● **Listing**
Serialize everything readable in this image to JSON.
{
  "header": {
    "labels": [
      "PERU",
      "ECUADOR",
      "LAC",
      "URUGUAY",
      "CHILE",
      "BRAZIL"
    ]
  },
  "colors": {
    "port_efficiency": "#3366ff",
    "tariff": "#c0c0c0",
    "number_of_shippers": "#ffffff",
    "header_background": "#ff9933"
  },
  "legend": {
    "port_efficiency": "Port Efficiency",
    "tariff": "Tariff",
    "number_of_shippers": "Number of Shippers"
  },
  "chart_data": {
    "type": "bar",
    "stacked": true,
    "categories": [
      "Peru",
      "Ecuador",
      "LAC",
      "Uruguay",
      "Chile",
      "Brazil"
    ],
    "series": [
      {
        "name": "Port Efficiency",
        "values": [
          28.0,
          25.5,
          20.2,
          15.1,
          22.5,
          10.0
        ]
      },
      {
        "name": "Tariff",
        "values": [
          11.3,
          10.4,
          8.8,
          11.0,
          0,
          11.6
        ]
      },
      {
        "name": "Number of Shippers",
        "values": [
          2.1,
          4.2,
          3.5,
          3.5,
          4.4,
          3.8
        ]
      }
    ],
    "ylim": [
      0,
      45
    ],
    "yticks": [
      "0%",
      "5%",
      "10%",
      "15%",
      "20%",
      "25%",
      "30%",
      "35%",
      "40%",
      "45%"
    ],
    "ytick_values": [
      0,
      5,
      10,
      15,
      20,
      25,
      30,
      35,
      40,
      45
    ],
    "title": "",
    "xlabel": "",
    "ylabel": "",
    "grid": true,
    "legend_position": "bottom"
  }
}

● **Direction**
Each entry above is to be quoted exactly.

● **Correct result**
Serialize everything readable in this image to JSON.
{
  "header": {
    "labels": [
      "PERU",
      "ECUADOR",
      "LAC",
      "URUGUAY",
      "CHILE",
      "BRAZIL"
    ]
  },
  "colors": {
    "port_efficiency": "#3366ff",
    "tariff": "#c0c0c0",
    "number_of_shippers": "#ffffff",
    "header_background": "#ff9933"
  },
  "legend": {
    "port_efficiency": "Port Efficiency",
    "tariff": "Tariff",
    "number_of_shippers": "Number of Shippers"
  },
  "chart_data": {
    "type": "bar",
    "stacked": true,
    "categories": [
      "Peru",
      "Ecuador",
      "LAC",
      "Uruguay",
      "Chile",
      "Brazil"
    ],
    "series": [
      {
        "name": "Port Efficiency",
        "values": [
          28.0,
          25.5,
          20.2,
          15.1,
          22.5,
          10.0
        ]
      },
      {
        "name": "Tariff",
        "values": [
          11.3,
          10.4,
          8.8,
          11.0,
          0,
          11.6
        ]
      },
      {
        "name": "Number of Shippers",
        "values": [
          2.1,
          4.2,
          3.5,
          3.5,
          4.4,
          3.8
        ]
      }
    ],
    "ylim": [
      0,
      45
    ],
    "yticks": [
      "0%",
      "5%",
      "10%",
      "15%",
      "20%",
      "25%",
      "30%",
      "35%",
      "40%",
      "45%"
    ],
    "ytick_values": [
      0,
      5,
      10,
      15,
      20,
      25,
      30,
      35,
      40,
      45
    ],
    "title": "",
    "xlabel": "",
    "ylabel": "",
    "grid": true,
    "legend_position": "bottom"
  }
}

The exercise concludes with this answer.